__RECORDS TO PROCESS__:

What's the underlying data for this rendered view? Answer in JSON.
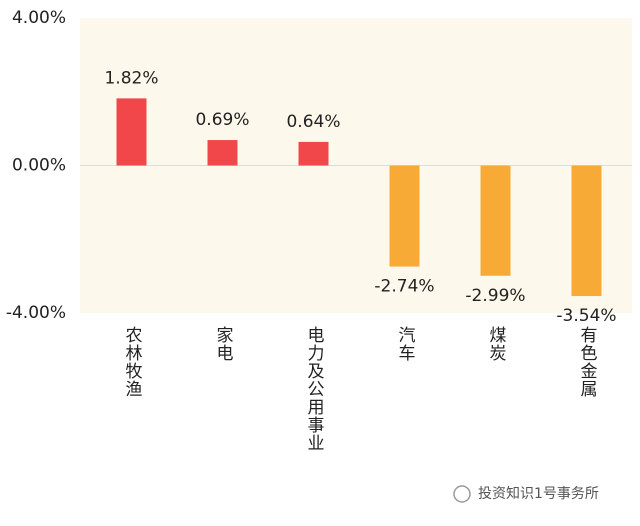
{
  "chart_data": {
    "type": "bar",
    "categories": [
      "农林牧渔",
      "家电",
      "电力及公用事业",
      "汽车",
      "煤炭",
      "有色金属"
    ],
    "values": [
      1.82,
      0.69,
      0.64,
      -2.74,
      -2.99,
      -3.54
    ],
    "value_labels": [
      "1.82%",
      "0.69%",
      "0.64%",
      "-2.74%",
      "-2.99%",
      "-3.54%"
    ],
    "colors": [
      "#f2474a",
      "#f2474a",
      "#f2474a",
      "#f8aa36",
      "#f8aa36",
      "#f8aa36"
    ],
    "ylim": [
      -4,
      4
    ],
    "yticks": [
      {
        "value": 4,
        "label": "4.00%"
      },
      {
        "value": 0,
        "label": "0.00%"
      },
      {
        "value": -4,
        "label": "-4.00%"
      }
    ],
    "zero_line": true
  },
  "watermark": "投资知识1号事务所"
}
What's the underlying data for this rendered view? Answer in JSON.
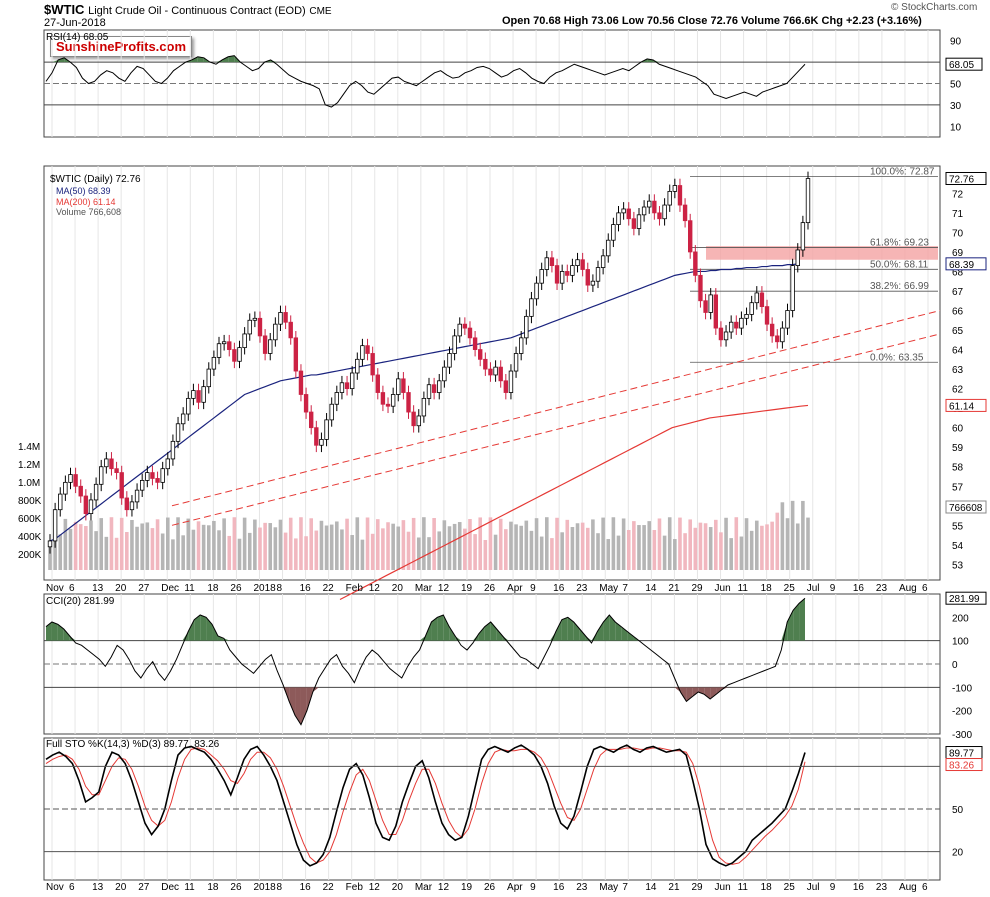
{
  "header": {
    "title": "$WTIC",
    "subtitle": "Light Crude Oil - Continuous Contract (EOD)",
    "exchange": "CME",
    "date": "27-Jun-2018",
    "ohlc": "Open 70.68  High 73.06  Low 70.56  Close 72.76  Volume 766.6K  Chg +2.23 (+3.16%)",
    "quote_icon": "up-triangle-icon",
    "copyright": "© StockCharts.com",
    "brand_logo": "SunshineProfits.com"
  },
  "colors": {
    "up": "#000000",
    "down": "#cc2244",
    "ma50": "#1a237e",
    "ma200": "#e53935",
    "rsi_fill": "#4f7f4f",
    "cci_neg": "#8d5a5a",
    "fib_zone": "#f4a3a3",
    "vol_up": "#b5b5b5",
    "vol_down": "#f1b7bf"
  },
  "chart_data": [
    {
      "type": "line",
      "title": "RSI(14) 68.05",
      "label_shown": "RSI(14) 68.05",
      "ticks": [
        "90",
        "70",
        "50",
        "30",
        "10"
      ],
      "ylim": [
        0,
        100
      ],
      "last_value": "68.05",
      "values": [
        52,
        60,
        72,
        74,
        70,
        65,
        55,
        50,
        52,
        58,
        62,
        60,
        55,
        52,
        60,
        66,
        64,
        58,
        52,
        50,
        55,
        62,
        66,
        70,
        72,
        75,
        74,
        70,
        68,
        72,
        75,
        76,
        70,
        66,
        62,
        64,
        70,
        72,
        68,
        63,
        58,
        55,
        52,
        50,
        48,
        45,
        30,
        28,
        32,
        40,
        48,
        52,
        48,
        42,
        40,
        45,
        50,
        55,
        56,
        52,
        50,
        48,
        52,
        56,
        60,
        62,
        58,
        55,
        56,
        60,
        62,
        65,
        66,
        64,
        60,
        56,
        58,
        62,
        64,
        60,
        55,
        52,
        50,
        56,
        60,
        62,
        65,
        68,
        66,
        64,
        62,
        60,
        58,
        60,
        62,
        64,
        62,
        66,
        70,
        73,
        72,
        68,
        66,
        64,
        62,
        60,
        58,
        56,
        52,
        48,
        40,
        38,
        36,
        38,
        40,
        42,
        40,
        38,
        42,
        44,
        46,
        48,
        50,
        56,
        62,
        68
      ]
    },
    {
      "type": "candlestick",
      "title": "$WTIC (Daily) 72.76",
      "legend": [
        "$WTIC (Daily) 72.76",
        "MA(50) 68.39",
        "MA(200) 61.14",
        "Volume 766,608"
      ],
      "y_ticks": [
        "72",
        "71",
        "70",
        "69",
        "68",
        "67",
        "66",
        "65",
        "64",
        "63",
        "62",
        "61",
        "60",
        "59",
        "58",
        "57",
        "56",
        "55",
        "54",
        "53"
      ],
      "ylim": [
        52.2,
        73.4
      ],
      "last_close": "72.76",
      "ma50_last": "68.39",
      "ma200_last": "61.14",
      "volume_last": "766608",
      "volume_ticks": [
        "1.4M",
        "1.2M",
        "1.0M",
        "800K",
        "600K",
        "400K",
        "200K"
      ],
      "fib_levels": [
        {
          "label": "100.0%: 72.87",
          "value": 72.87
        },
        {
          "label": "61.8%: 69.23",
          "value": 69.23
        },
        {
          "label": "50.0%: 68.11",
          "value": 68.11
        },
        {
          "label": "38.2%: 66.99",
          "value": 66.99
        },
        {
          "label": "0.0%: 63.35",
          "value": 63.35
        }
      ],
      "fib_zone": [
        68.6,
        69.3
      ],
      "closes": [
        54.2,
        55.8,
        56.6,
        57.2,
        57.6,
        57.0,
        56.5,
        55.6,
        56.3,
        57.1,
        58.0,
        58.4,
        57.9,
        57.7,
        56.4,
        55.8,
        56.2,
        56.8,
        57.3,
        57.7,
        57.4,
        57.2,
        57.9,
        58.4,
        59.3,
        60.2,
        60.7,
        61.5,
        61.9,
        61.3,
        62.1,
        63.0,
        63.6,
        64.3,
        64.4,
        64.0,
        63.4,
        64.1,
        64.8,
        65.5,
        65.6,
        64.7,
        63.8,
        64.5,
        65.3,
        65.9,
        65.4,
        64.6,
        62.9,
        61.7,
        60.8,
        60.0,
        59.1,
        59.4,
        60.4,
        61.2,
        61.8,
        62.3,
        62.0,
        62.8,
        63.5,
        64.2,
        63.8,
        62.7,
        61.8,
        61.2,
        61.1,
        61.7,
        62.5,
        61.8,
        60.8,
        60.1,
        60.6,
        61.5,
        62.2,
        61.8,
        62.4,
        63.1,
        63.8,
        64.7,
        65.3,
        65.1,
        64.6,
        64.0,
        63.5,
        63.0,
        62.7,
        63.1,
        62.4,
        61.8,
        62.9,
        63.8,
        64.6,
        65.7,
        66.6,
        67.4,
        68.1,
        68.7,
        68.3,
        67.4,
        68.0,
        67.8,
        68.3,
        68.6,
        68.1,
        67.3,
        67.5,
        68.2,
        68.8,
        69.6,
        70.4,
        71.0,
        71.2,
        70.7,
        70.2,
        70.9,
        71.3,
        71.6,
        71.0,
        70.7,
        71.4,
        72.1,
        72.4,
        71.4,
        70.6,
        69.0,
        67.8,
        66.5,
        65.9,
        66.8,
        65.1,
        64.5,
        64.9,
        65.4,
        65.1,
        65.6,
        65.8,
        66.4,
        66.9,
        66.2,
        65.3,
        64.7,
        64.4,
        65.1,
        66.0,
        68.3,
        69.1,
        70.5,
        72.76
      ],
      "ma50": [
        54.2,
        54.3,
        54.5,
        54.7,
        54.9,
        55.1,
        55.3,
        55.5,
        55.7,
        55.9,
        56.1,
        56.3,
        56.5,
        56.7,
        56.9,
        57.1,
        57.3,
        57.5,
        57.7,
        57.9,
        58.1,
        58.3,
        58.5,
        58.7,
        58.9,
        59.1,
        59.3,
        59.5,
        59.7,
        59.9,
        60.1,
        60.3,
        60.5,
        60.7,
        60.9,
        61.1,
        61.3,
        61.5,
        61.7,
        61.8,
        61.9,
        62.0,
        62.1,
        62.2,
        62.3,
        62.4,
        62.45,
        62.5,
        62.55,
        62.6,
        62.65,
        62.7,
        62.7,
        62.75,
        62.8,
        62.85,
        62.9,
        62.95,
        63.0,
        63.05,
        63.1,
        63.15,
        63.2,
        63.25,
        63.3,
        63.35,
        63.4,
        63.45,
        63.5,
        63.55,
        63.6,
        63.65,
        63.7,
        63.75,
        63.8,
        63.85,
        63.9,
        63.95,
        64.0,
        64.05,
        64.1,
        64.15,
        64.2,
        64.25,
        64.3,
        64.35,
        64.4,
        64.45,
        64.5,
        64.55,
        64.6,
        64.7,
        64.8,
        64.9,
        65.0,
        65.1,
        65.2,
        65.3,
        65.4,
        65.5,
        65.6,
        65.7,
        65.8,
        65.9,
        66.0,
        66.1,
        66.2,
        66.3,
        66.4,
        66.5,
        66.6,
        66.7,
        66.8,
        66.9,
        67.0,
        67.1,
        67.2,
        67.3,
        67.4,
        67.5,
        67.6,
        67.7,
        67.8,
        67.85,
        67.9,
        67.95,
        68.0,
        68.0,
        68.0,
        68.05,
        68.05,
        68.1,
        68.1,
        68.1,
        68.15,
        68.15,
        68.2,
        68.2,
        68.2,
        68.25,
        68.25,
        68.3,
        68.3,
        68.3,
        68.35,
        68.35,
        68.39
      ],
      "ma200": [
        51.2,
        51.4,
        51.6,
        51.8,
        52.0,
        52.2,
        52.4,
        52.6,
        52.8,
        53.0,
        53.2,
        53.4,
        53.6,
        53.8,
        54.0,
        54.2,
        54.4,
        54.6,
        54.8,
        55.0,
        55.2,
        55.4,
        55.6,
        55.8,
        56.0,
        56.2,
        56.4,
        56.6,
        56.8,
        57.0,
        57.2,
        57.4,
        57.6,
        57.8,
        58.0,
        58.2,
        58.4,
        58.6,
        58.8,
        59.0,
        59.2,
        59.4,
        59.6,
        59.8,
        60.0,
        60.1,
        60.2,
        60.3,
        60.4,
        60.5,
        60.55,
        60.6,
        60.65,
        60.7,
        60.75,
        60.8,
        60.85,
        60.9,
        60.95,
        61.0,
        61.05,
        61.1,
        61.14
      ]
    },
    {
      "type": "line",
      "title": "CCI(20) 281.99",
      "label_shown": "CCI(20) 281.99",
      "ticks": [
        "200",
        "100",
        "0",
        "-100",
        "-200",
        "-300"
      ],
      "ylim": [
        -300,
        300
      ],
      "last_value": "281.99",
      "values": [
        160,
        180,
        170,
        150,
        120,
        90,
        80,
        60,
        40,
        20,
        -10,
        30,
        80,
        60,
        20,
        -30,
        -60,
        -20,
        10,
        -40,
        -70,
        -30,
        20,
        80,
        140,
        190,
        210,
        200,
        170,
        120,
        110,
        60,
        30,
        0,
        -20,
        -40,
        -10,
        20,
        40,
        -30,
        -90,
        -160,
        -220,
        -260,
        -200,
        -120,
        -60,
        -20,
        20,
        40,
        -10,
        -40,
        -80,
        -20,
        30,
        60,
        40,
        10,
        -20,
        -40,
        -60,
        -10,
        30,
        60,
        120,
        180,
        200,
        210,
        160,
        120,
        80,
        60,
        90,
        130,
        160,
        180,
        150,
        120,
        90,
        60,
        30,
        20,
        0,
        -20,
        30,
        80,
        140,
        190,
        200,
        180,
        150,
        120,
        90,
        140,
        180,
        210,
        180,
        160,
        140,
        120,
        100,
        80,
        60,
        40,
        20,
        0,
        -60,
        -120,
        -160,
        -140,
        -120,
        -130,
        -150,
        -130,
        -110,
        -90,
        -80,
        -70,
        -60,
        -50,
        -40,
        -30,
        -20,
        -10,
        60,
        180,
        230,
        260,
        281.99
      ]
    },
    {
      "type": "line",
      "title": "Full STO %K(14,3) %D(3) 89.77, 83.26",
      "label_shown": "Full STO %K(14,3) %D(3) 89.77, 83.26",
      "ticks": [
        "80",
        "50",
        "20"
      ],
      "ylim": [
        0,
        100
      ],
      "k_last": "89.77",
      "d_last": "83.26",
      "k": [
        85,
        88,
        90,
        87,
        82,
        70,
        55,
        58,
        62,
        80,
        90,
        88,
        82,
        70,
        55,
        40,
        32,
        38,
        50,
        70,
        88,
        93,
        94,
        92,
        90,
        85,
        78,
        70,
        60,
        72,
        85,
        92,
        94,
        88,
        80,
        70,
        55,
        40,
        25,
        14,
        10,
        12,
        18,
        30,
        48,
        65,
        78,
        82,
        74,
        58,
        40,
        30,
        28,
        38,
        55,
        68,
        80,
        84,
        72,
        55,
        40,
        32,
        28,
        30,
        45,
        65,
        85,
        92,
        94,
        92,
        90,
        93,
        95,
        92,
        88,
        80,
        68,
        52,
        40,
        36,
        45,
        62,
        80,
        92,
        94,
        92,
        90,
        93,
        95,
        92,
        90,
        93,
        94,
        92,
        90,
        91,
        92,
        88,
        70,
        50,
        25,
        15,
        12,
        10,
        12,
        16,
        20,
        28,
        32,
        36,
        40,
        45,
        50,
        62,
        75,
        89.77
      ],
      "d": [
        82,
        85,
        87,
        88,
        85,
        78,
        66,
        60,
        60,
        70,
        80,
        86,
        85,
        78,
        66,
        52,
        42,
        38,
        42,
        55,
        72,
        85,
        92,
        93,
        92,
        88,
        84,
        78,
        70,
        68,
        75,
        85,
        90,
        90,
        86,
        78,
        66,
        52,
        38,
        26,
        16,
        12,
        14,
        20,
        32,
        48,
        62,
        74,
        78,
        70,
        56,
        42,
        32,
        32,
        42,
        56,
        68,
        78,
        78,
        68,
        54,
        42,
        34,
        30,
        36,
        50,
        68,
        82,
        90,
        92,
        91,
        91,
        92,
        92,
        90,
        86,
        78,
        66,
        54,
        44,
        42,
        50,
        64,
        78,
        88,
        92,
        92,
        92,
        93,
        93,
        92,
        92,
        93,
        93,
        92,
        91,
        91,
        90,
        82,
        66,
        46,
        28,
        16,
        12,
        11,
        12,
        16,
        21,
        26,
        31,
        35,
        40,
        45,
        52,
        64,
        83.26
      ]
    }
  ],
  "x_axis": {
    "labels": [
      "Nov",
      "6",
      "13",
      "20",
      "27",
      "Dec",
      "11",
      "18",
      "26",
      "2018",
      "8",
      "16",
      "22",
      "Feb",
      "12",
      "20",
      "Mar",
      "12",
      "19",
      "26",
      "Apr",
      "9",
      "16",
      "23",
      "May",
      "7",
      "14",
      "21",
      "29",
      "Jun",
      "11",
      "18",
      "25",
      "Jul",
      "9",
      "16",
      "23",
      "Aug",
      "6"
    ]
  }
}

__DIRECTIVE__: Collect every line with the string "Full" from the records, and copy each.

__THE OUTPUT__:
      "title": "Full STO %K(14,3) %D(3) 89.77, 83.26",
      "label_shown": "Full STO %K(14,3) %D(3) 89.77, 83.26",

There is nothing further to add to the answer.